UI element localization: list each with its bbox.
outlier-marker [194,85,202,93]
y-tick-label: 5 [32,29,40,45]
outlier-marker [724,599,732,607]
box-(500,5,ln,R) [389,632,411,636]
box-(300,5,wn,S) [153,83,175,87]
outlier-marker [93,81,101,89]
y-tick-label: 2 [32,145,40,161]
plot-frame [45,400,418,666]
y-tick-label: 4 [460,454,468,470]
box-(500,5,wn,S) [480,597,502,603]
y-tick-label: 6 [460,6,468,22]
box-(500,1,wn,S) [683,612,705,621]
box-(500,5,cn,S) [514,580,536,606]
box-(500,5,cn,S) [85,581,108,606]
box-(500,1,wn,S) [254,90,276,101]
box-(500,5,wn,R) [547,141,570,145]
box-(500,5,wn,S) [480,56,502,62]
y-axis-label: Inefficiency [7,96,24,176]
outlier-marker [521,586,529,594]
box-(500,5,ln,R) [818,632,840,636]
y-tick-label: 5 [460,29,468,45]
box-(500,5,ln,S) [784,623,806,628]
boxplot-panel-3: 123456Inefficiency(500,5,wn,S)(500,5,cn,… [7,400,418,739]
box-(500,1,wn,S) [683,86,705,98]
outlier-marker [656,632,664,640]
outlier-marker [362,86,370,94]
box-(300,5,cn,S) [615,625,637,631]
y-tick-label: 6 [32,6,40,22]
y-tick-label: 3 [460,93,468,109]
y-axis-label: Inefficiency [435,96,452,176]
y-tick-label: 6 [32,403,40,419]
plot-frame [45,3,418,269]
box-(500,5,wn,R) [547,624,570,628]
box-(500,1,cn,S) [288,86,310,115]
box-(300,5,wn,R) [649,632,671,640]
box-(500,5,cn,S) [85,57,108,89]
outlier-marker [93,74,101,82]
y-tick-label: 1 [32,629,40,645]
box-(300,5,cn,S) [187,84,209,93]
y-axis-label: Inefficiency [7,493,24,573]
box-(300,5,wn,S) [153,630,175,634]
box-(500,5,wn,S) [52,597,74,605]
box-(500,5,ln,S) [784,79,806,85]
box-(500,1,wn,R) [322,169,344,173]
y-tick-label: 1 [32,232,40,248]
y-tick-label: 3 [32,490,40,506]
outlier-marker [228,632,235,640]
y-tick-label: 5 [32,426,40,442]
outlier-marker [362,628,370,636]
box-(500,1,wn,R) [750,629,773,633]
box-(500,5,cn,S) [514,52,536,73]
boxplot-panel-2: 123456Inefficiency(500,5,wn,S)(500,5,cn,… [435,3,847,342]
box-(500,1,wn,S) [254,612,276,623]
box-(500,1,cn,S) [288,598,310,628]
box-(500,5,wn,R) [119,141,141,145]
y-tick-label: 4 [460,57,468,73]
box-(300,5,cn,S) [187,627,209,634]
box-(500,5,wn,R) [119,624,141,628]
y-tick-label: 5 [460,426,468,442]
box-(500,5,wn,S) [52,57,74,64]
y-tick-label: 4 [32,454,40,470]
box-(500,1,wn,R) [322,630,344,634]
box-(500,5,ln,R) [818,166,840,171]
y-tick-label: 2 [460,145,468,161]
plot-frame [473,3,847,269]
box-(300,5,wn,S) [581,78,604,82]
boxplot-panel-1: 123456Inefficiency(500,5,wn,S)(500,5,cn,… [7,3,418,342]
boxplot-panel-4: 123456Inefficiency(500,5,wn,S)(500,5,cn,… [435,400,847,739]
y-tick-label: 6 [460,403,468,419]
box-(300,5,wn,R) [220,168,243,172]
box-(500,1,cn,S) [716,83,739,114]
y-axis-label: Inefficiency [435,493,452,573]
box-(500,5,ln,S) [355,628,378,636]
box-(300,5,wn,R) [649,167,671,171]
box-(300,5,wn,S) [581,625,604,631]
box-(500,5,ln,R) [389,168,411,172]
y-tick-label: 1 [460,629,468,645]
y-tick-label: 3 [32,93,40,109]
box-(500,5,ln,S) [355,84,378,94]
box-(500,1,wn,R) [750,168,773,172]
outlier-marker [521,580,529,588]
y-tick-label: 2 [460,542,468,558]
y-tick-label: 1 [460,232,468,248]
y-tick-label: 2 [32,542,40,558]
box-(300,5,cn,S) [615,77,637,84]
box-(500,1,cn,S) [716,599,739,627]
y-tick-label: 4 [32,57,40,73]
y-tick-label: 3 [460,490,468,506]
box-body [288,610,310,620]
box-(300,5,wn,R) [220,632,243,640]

----

**WHAT TO WORK ON:** Repeat the items word for word, starting at the very first line and going through the line that contains "box-(500,5,ln,R) [818,632,840,636]".

**ANSWER TO THE PROBLEM:**
UI element localization: list each with its bbox.
outlier-marker [194,85,202,93]
y-tick-label: 5 [32,29,40,45]
outlier-marker [724,599,732,607]
box-(500,5,ln,R) [389,632,411,636]
box-(300,5,wn,S) [153,83,175,87]
outlier-marker [93,81,101,89]
y-tick-label: 2 [32,145,40,161]
plot-frame [45,400,418,666]
y-tick-label: 4 [460,454,468,470]
box-(500,5,wn,S) [480,597,502,603]
y-tick-label: 6 [460,6,468,22]
box-(500,1,wn,S) [683,612,705,621]
box-(500,5,cn,S) [514,580,536,606]
box-(500,5,cn,S) [85,581,108,606]
box-(500,1,wn,S) [254,90,276,101]
box-(500,5,wn,R) [547,141,570,145]
box-(500,5,wn,S) [480,56,502,62]
y-axis-label: Inefficiency [7,96,24,176]
outlier-marker [521,586,529,594]
box-(500,5,ln,R) [818,632,840,636]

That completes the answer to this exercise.